◆ **WRITTEN EXERCISE**
Gather every line below where "Changes" appears.
-----
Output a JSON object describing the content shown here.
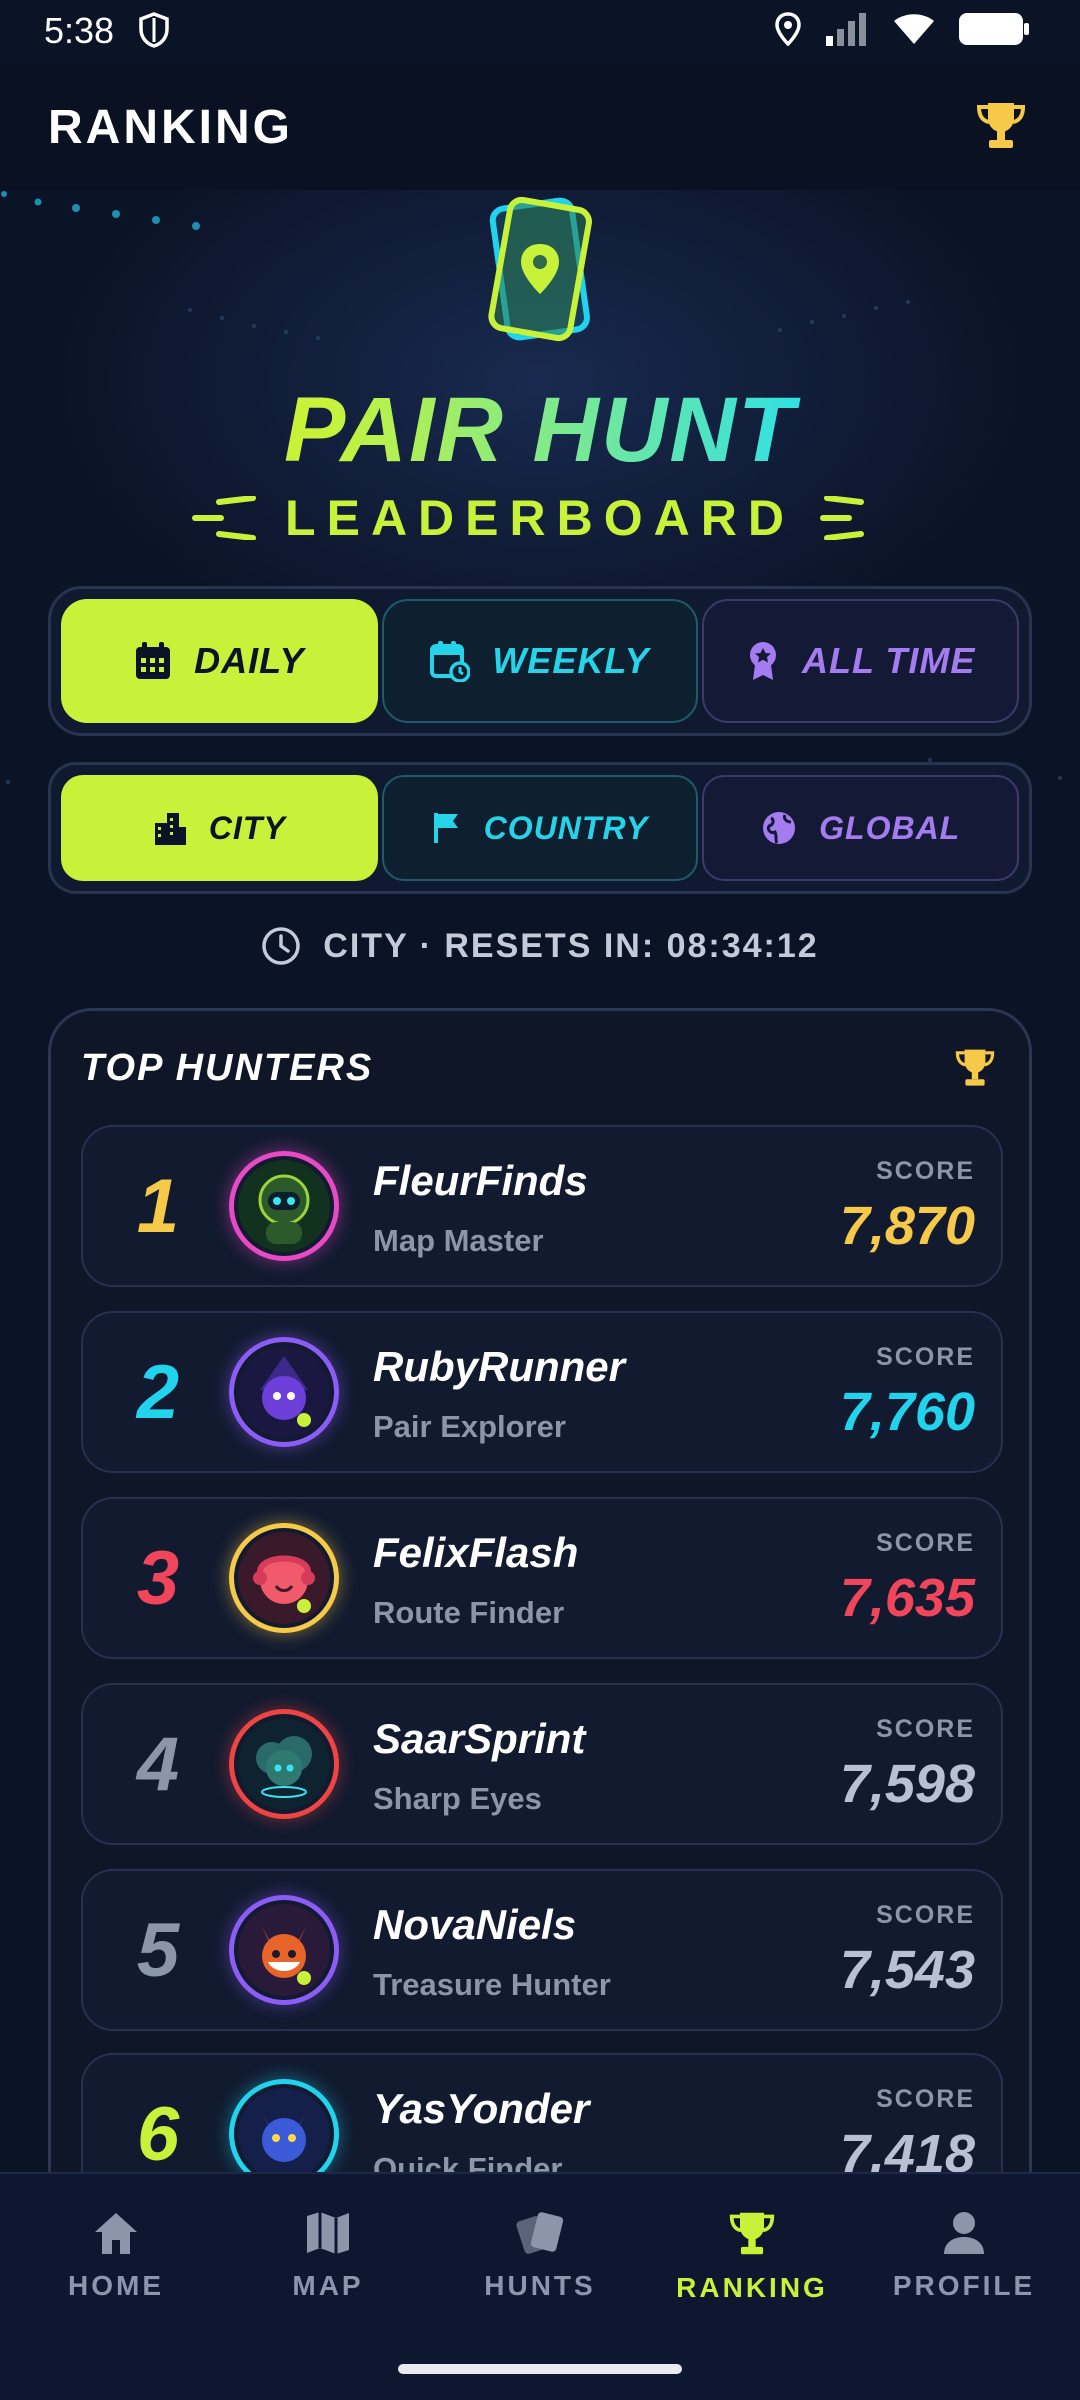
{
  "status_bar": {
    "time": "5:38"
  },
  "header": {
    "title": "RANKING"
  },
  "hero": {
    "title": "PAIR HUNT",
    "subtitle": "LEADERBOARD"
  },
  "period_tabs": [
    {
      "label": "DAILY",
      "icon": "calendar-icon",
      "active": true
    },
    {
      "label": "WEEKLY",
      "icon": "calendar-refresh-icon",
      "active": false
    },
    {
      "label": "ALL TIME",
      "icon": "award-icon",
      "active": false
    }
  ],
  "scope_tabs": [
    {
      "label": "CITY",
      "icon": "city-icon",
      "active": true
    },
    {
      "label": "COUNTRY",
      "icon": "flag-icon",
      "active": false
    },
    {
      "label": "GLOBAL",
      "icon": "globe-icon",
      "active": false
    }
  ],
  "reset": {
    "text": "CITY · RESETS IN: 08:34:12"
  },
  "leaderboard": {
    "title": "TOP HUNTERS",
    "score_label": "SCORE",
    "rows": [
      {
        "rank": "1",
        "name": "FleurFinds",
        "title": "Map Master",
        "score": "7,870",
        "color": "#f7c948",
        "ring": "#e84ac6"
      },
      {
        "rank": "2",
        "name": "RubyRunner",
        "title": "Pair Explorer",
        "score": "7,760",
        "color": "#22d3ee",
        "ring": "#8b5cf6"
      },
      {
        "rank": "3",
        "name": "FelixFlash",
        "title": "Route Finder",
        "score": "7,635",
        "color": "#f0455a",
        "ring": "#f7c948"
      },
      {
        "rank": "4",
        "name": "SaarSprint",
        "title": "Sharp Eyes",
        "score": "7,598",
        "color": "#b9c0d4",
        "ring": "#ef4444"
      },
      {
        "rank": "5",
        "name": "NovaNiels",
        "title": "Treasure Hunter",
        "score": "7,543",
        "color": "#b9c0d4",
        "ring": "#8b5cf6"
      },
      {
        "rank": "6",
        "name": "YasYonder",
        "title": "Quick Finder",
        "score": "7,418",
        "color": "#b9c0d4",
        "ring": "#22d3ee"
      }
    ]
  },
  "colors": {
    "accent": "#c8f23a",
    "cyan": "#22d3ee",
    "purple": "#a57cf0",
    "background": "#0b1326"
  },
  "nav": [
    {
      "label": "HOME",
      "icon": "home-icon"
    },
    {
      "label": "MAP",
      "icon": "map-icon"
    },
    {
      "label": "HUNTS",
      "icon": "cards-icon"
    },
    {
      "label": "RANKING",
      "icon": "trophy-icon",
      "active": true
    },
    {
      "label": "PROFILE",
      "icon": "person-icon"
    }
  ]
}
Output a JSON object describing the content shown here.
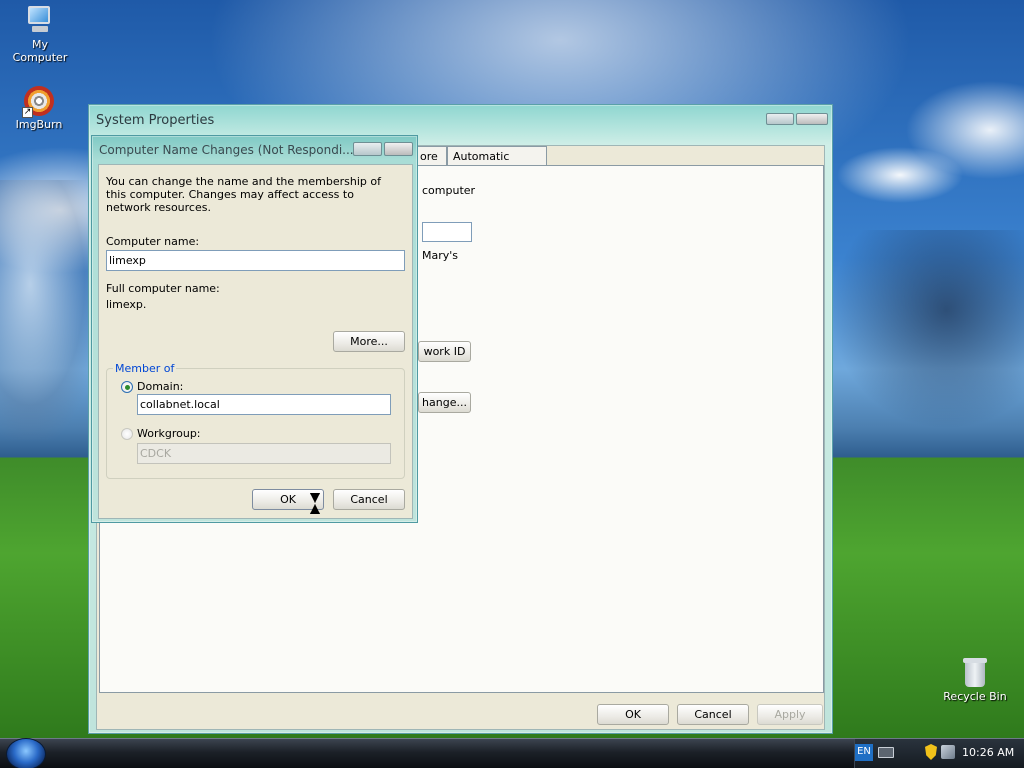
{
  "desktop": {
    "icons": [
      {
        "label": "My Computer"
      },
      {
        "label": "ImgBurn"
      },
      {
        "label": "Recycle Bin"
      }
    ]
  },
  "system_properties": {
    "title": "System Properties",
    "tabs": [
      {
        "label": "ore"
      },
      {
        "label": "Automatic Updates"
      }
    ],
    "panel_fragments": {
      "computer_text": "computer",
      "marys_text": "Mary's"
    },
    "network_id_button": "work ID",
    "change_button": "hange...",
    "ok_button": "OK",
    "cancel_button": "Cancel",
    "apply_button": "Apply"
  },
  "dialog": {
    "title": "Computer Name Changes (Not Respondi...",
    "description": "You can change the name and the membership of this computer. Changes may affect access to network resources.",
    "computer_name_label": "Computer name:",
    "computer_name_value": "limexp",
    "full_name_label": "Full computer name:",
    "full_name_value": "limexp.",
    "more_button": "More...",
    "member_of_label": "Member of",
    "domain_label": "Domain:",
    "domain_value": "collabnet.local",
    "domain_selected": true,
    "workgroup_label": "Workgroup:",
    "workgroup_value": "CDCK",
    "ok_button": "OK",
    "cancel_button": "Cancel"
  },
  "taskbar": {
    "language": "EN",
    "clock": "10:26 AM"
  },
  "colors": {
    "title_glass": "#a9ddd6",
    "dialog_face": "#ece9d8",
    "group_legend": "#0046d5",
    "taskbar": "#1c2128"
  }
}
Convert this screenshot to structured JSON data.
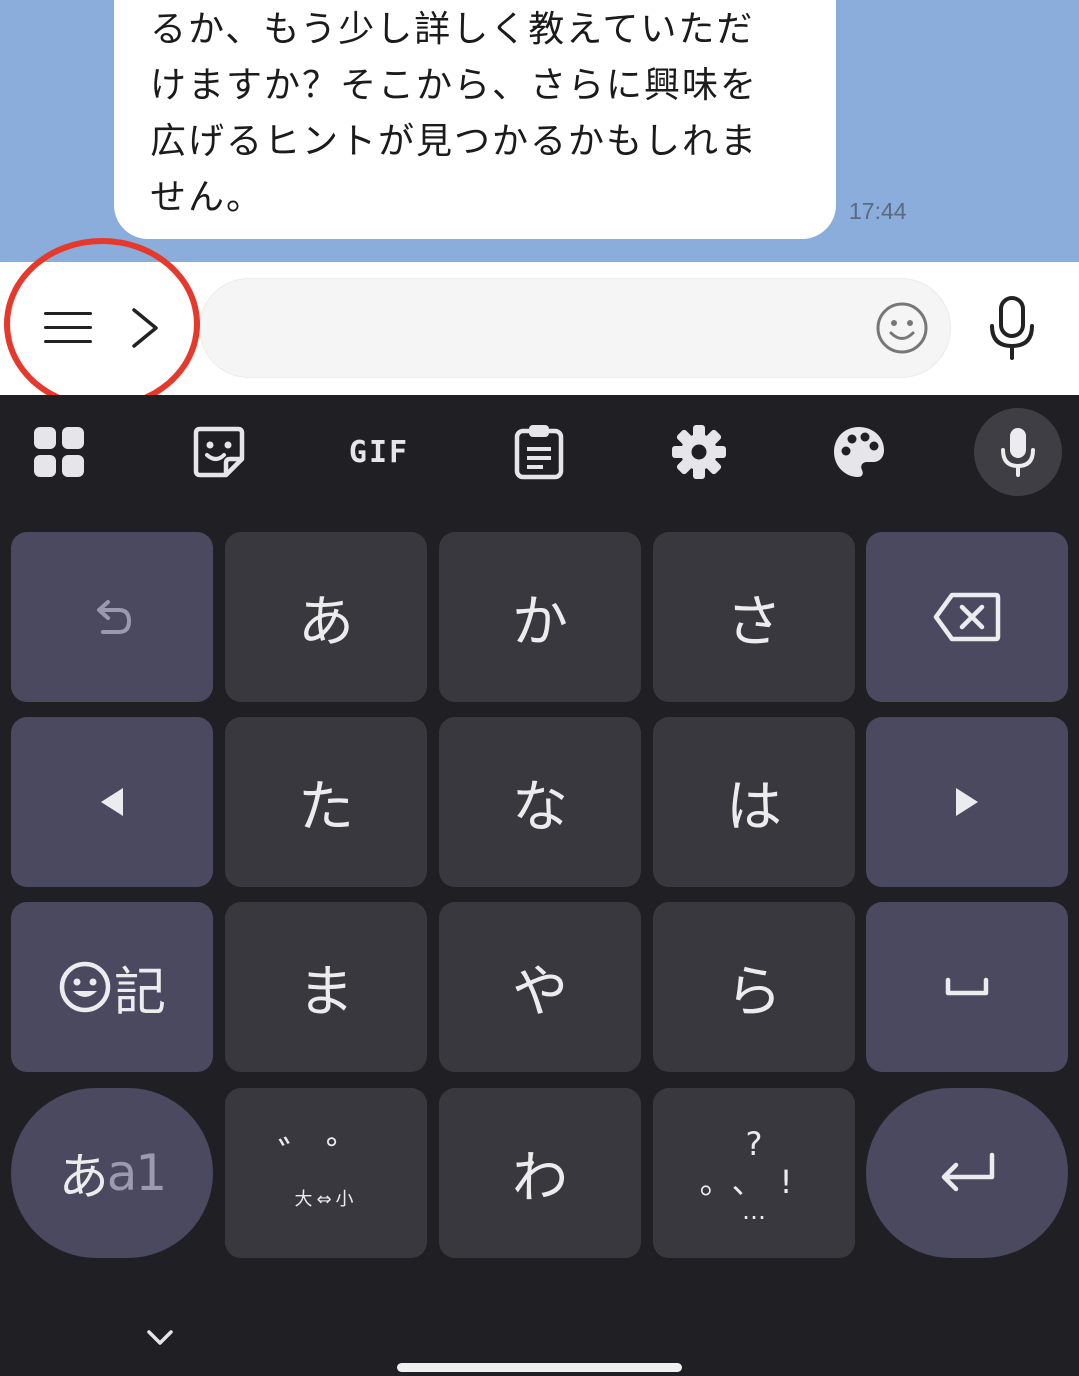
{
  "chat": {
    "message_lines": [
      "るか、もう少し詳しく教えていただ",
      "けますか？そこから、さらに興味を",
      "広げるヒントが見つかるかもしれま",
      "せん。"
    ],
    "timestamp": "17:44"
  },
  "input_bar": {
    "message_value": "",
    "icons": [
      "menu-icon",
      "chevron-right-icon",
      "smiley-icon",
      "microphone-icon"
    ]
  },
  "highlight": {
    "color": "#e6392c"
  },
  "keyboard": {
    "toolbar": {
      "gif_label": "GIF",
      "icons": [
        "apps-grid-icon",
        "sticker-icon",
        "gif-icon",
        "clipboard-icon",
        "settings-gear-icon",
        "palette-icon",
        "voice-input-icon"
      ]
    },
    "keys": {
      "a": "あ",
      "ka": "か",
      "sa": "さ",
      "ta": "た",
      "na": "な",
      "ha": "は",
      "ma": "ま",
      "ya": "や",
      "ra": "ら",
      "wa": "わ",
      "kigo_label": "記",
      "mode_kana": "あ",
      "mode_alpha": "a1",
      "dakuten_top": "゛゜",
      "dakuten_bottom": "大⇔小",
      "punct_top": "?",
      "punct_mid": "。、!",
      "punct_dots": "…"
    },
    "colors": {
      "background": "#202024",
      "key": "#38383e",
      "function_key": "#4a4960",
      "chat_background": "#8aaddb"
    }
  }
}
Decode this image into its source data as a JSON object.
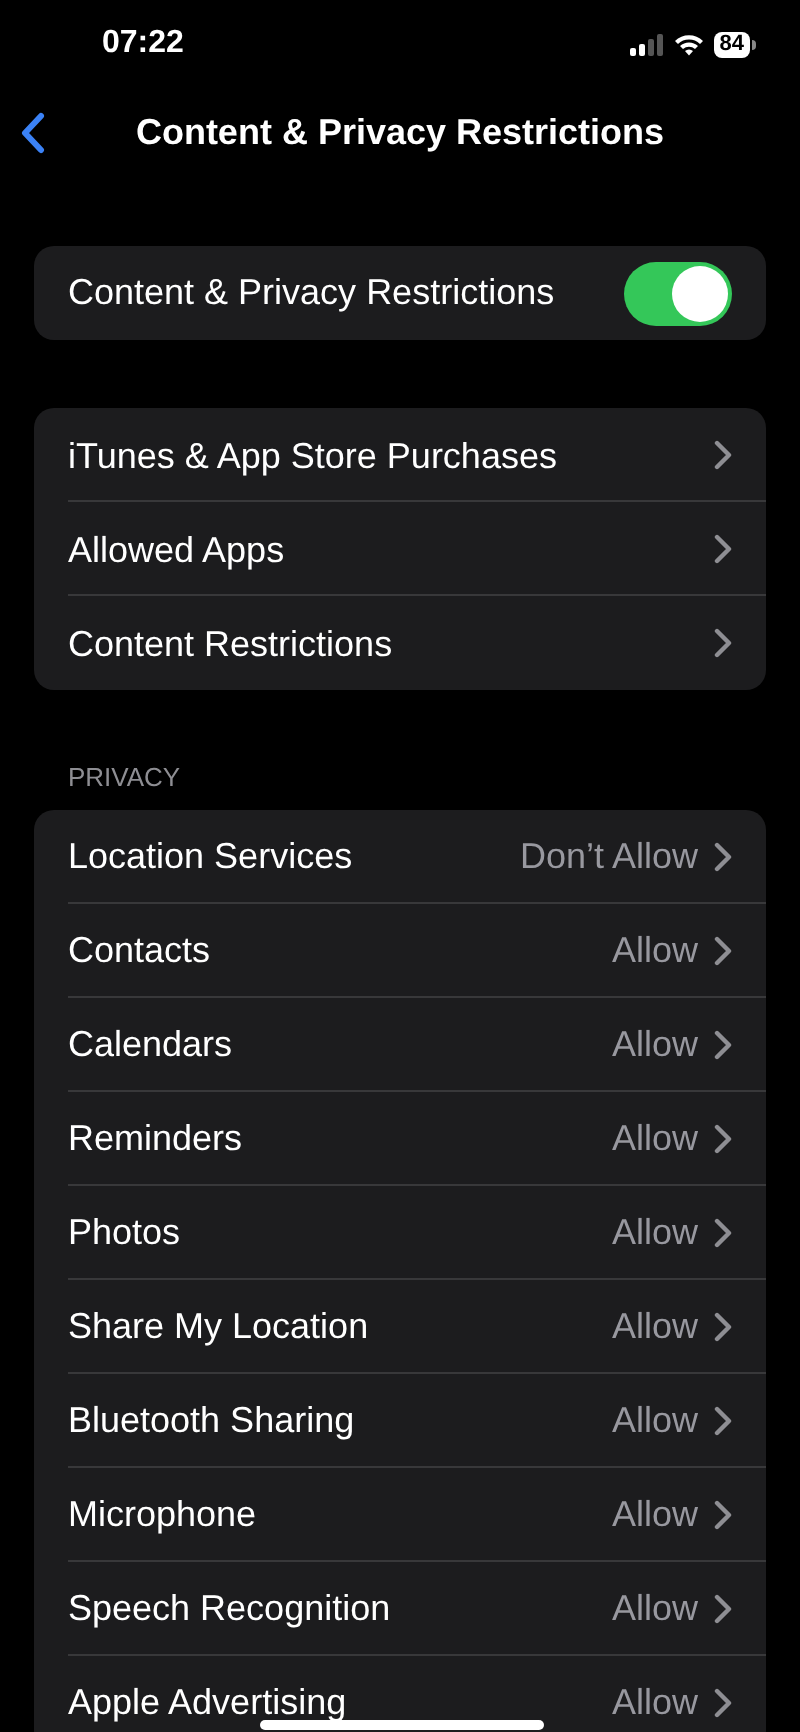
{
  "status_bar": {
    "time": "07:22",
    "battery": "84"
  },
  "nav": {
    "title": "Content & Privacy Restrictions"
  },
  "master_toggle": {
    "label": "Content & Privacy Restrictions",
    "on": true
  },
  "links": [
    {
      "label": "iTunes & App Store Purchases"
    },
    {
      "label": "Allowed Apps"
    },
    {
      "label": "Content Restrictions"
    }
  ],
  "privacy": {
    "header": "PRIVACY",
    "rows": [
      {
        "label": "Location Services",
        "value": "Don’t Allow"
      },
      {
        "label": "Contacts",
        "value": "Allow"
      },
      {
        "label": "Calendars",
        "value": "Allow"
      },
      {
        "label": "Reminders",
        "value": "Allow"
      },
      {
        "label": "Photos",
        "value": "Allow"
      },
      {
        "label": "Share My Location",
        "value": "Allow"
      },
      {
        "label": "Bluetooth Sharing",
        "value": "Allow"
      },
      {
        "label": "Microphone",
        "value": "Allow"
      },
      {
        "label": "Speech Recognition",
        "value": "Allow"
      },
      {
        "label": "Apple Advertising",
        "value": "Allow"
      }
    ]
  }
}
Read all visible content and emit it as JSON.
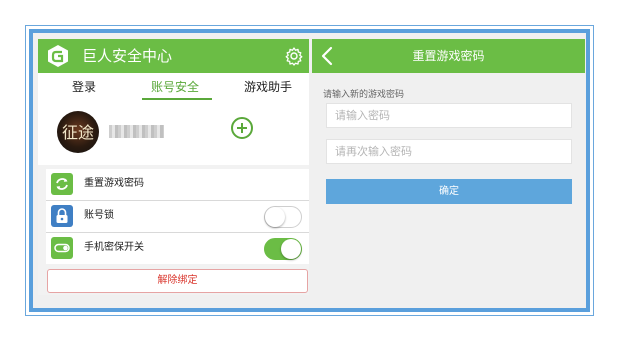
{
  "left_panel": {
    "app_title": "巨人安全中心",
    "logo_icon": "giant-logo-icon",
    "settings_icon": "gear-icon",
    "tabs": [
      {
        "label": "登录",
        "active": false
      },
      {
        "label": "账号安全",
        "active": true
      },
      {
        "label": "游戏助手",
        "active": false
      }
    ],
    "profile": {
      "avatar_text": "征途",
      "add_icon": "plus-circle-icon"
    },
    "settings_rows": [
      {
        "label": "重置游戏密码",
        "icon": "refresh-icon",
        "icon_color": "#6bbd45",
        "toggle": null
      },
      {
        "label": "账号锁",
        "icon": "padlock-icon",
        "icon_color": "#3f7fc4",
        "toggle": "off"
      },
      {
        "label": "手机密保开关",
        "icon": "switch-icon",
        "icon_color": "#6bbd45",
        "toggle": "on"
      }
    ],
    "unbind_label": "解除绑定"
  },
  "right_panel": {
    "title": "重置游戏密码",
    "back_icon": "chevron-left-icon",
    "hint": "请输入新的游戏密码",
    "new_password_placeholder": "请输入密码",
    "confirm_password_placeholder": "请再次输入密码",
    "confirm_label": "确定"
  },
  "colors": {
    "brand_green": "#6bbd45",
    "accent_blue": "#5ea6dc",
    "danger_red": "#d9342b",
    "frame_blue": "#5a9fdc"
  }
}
-----
◆ **RESPONSE**
    "title": "Computer Name Changes (Not Respondi...",
    "description": "You can change the name and the membership of this computer. Changes may affect access to network resources.",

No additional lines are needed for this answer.